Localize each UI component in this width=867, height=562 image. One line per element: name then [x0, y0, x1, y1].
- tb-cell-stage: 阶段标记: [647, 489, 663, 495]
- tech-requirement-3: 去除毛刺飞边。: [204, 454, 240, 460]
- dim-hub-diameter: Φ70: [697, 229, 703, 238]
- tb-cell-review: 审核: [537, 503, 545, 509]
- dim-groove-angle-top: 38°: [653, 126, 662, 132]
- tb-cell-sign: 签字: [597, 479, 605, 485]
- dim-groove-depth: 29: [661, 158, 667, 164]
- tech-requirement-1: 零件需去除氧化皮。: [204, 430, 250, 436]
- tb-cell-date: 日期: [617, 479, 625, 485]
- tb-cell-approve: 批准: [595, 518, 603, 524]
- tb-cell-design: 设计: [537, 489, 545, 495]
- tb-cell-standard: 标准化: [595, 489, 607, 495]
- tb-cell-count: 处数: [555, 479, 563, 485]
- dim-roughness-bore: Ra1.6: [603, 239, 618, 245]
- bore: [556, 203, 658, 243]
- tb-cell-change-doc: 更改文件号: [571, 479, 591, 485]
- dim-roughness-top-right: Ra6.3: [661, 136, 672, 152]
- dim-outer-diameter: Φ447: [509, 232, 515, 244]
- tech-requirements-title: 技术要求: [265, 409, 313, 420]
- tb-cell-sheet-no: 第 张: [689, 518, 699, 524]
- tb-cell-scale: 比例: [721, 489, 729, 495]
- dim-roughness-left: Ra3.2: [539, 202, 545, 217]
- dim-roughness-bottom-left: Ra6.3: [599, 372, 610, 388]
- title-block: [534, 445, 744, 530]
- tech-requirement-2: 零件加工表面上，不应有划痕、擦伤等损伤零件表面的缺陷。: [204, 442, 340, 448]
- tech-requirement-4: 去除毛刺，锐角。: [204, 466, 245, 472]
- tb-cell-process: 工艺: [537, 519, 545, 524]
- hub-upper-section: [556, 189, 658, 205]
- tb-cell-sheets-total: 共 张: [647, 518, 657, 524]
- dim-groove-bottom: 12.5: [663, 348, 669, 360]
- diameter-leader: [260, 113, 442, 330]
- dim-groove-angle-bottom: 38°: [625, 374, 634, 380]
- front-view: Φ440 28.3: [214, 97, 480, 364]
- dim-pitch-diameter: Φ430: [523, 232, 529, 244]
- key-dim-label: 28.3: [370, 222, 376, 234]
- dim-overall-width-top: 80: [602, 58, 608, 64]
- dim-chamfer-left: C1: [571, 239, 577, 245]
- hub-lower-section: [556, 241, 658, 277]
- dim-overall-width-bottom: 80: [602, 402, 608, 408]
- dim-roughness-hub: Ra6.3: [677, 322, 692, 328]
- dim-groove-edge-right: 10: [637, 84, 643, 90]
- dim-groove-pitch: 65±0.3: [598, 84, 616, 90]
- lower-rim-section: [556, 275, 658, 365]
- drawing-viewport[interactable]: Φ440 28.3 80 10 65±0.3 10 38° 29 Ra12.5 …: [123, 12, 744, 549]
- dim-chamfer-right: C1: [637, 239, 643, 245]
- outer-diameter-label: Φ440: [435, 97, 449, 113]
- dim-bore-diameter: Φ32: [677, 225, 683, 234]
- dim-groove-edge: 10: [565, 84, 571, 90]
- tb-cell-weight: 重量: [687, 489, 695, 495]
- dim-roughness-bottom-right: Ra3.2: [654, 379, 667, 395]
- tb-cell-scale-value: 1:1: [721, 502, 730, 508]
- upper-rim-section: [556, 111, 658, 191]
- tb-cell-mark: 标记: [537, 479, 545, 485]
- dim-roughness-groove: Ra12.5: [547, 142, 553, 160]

**THE EXERCISE:** Render every line of the rows above as a Markdown table with two columns, No. and Line, giving each line its number and its text. Skip any blank lines.

**RESPONSE TO THIS EXERCISE:**
| No. | Line |
|---|---|
| 1 | Localize each UI component in this width=867, height=562 image. One line per element: name then [x0, y0, x1, y1]. |
| 2 | - tb-cell-stage: 阶段标记: [647, 489, 663, 495] |
| 3 | - tech-requirement-3: 去除毛刺飞边。: [204, 454, 240, 460] |
| 4 | - dim-hub-diameter: Φ70: [697, 229, 703, 238] |
| 5 | - tb-cell-review: 审核: [537, 503, 545, 509] |
| 6 | - dim-groove-angle-top: 38°: [653, 126, 662, 132] |
| 7 | - tb-cell-sign: 签字: [597, 479, 605, 485] |
| 8 | - dim-groove-depth: 29: [661, 158, 667, 164] |
| 9 | - tech-requirement-1: 零件需去除氧化皮。: [204, 430, 250, 436] |
| 10 | - tb-cell-date: 日期: [617, 479, 625, 485] |
| 11 | - tb-cell-approve: 批准: [595, 518, 603, 524] |
| 12 | - tb-cell-design: 设计: [537, 489, 545, 495] |
| 13 | - tb-cell-standard: 标准化: [595, 489, 607, 495] |
| 14 | - tb-cell-count: 处数: [555, 479, 563, 485] |
| 15 | - dim-roughness-bore: Ra1.6: [603, 239, 618, 245] |
| 16 | - bore: [556, 203, 658, 243] |
| 17 | - tb-cell-change-doc: 更改文件号: [571, 479, 591, 485] |
| 18 | - dim-roughness-top-right: Ra6.3: [661, 136, 672, 152] |
| 19 | - dim-outer-diameter: Φ447: [509, 232, 515, 244] |
| 20 | - tech-requirements-title: 技术要求: [265, 409, 313, 420] |
| 21 | - tb-cell-sheet-no: 第 张: [689, 518, 699, 524] |
| 22 | - tb-cell-scale: 比例: [721, 489, 729, 495] |
| 23 | - dim-roughness-left: Ra3.2: [539, 202, 545, 217] |
| 24 | - dim-roughness-bottom-left: Ra6.3: [599, 372, 610, 388] |
| 25 | - title-block: [534, 445, 744, 530] |
| 26 | - tech-requirement-2: 零件加工表面上，不应有划痕、擦伤等损伤零件表面的缺陷。: [204, 442, 340, 448] |
| 27 | - tech-requirement-4: 去除毛刺，锐角。: [204, 466, 245, 472] |
| 28 | - tb-cell-process: 工艺: [537, 519, 545, 524] |
| 29 | - hub-upper-section: [556, 189, 658, 205] |
| 30 | - tb-cell-sheets-total: 共 张: [647, 518, 657, 524] |
| 31 | - dim-groove-bottom: 12.5: [663, 348, 669, 360] |
| 32 | - diameter-leader: [260, 113, 442, 330] |
| 33 | - dim-groove-angle-bottom: 38°: [625, 374, 634, 380] |
| 34 | - front-view: Φ440 28.3: [214, 97, 480, 364] |
| 35 | - dim-pitch-diameter: Φ430: [523, 232, 529, 244] |
| 36 | - key-dim-label: 28.3: [370, 222, 376, 234] |
| 37 | - dim-overall-width-top: 80: [602, 58, 608, 64] |
| 38 | - dim-chamfer-left: C1: [571, 239, 577, 245] |
| 39 | - hub-lower-section: [556, 241, 658, 277] |
| 40 | - dim-overall-width-bottom: 80: [602, 402, 608, 408] |
| 41 | - dim-roughness-hub: Ra6.3: [677, 322, 692, 328] |
| 42 | - dim-groove-edge-right: 10: [637, 84, 643, 90] |
| 43 | - dim-groove-pitch: 65±0.3: [598, 84, 616, 90] |
| 44 | - lower-rim-section: [556, 275, 658, 365] |
| 45 | - drawing-viewport[interactable]: Φ440 28.3 80 10 65±0.3 10 38° 29 Ra12.5 …: [123, 12, 744, 549] |
| 46 | - dim-chamfer-right: C1: [637, 239, 643, 245] |
| 47 | - outer-diameter-label: Φ440: [435, 97, 449, 113] |
| 48 | - dim-bore-diameter: Φ32: [677, 225, 683, 234] |
| 49 | - dim-groove-edge: 10: [565, 84, 571, 90] |
| 50 | - tb-cell-weight: 重量: [687, 489, 695, 495] |
| 51 | - dim-roughness-bottom-right: Ra3.2: [654, 379, 667, 395] |
| 52 | - tb-cell-scale-value: 1:1: [721, 502, 730, 508] |
| 53 | - upper-rim-section: [556, 111, 658, 191] |
| 54 | - tb-cell-mark: 标记: [537, 479, 545, 485] |
| 55 | - dim-roughness-groove: Ra12.5: [547, 142, 553, 160] |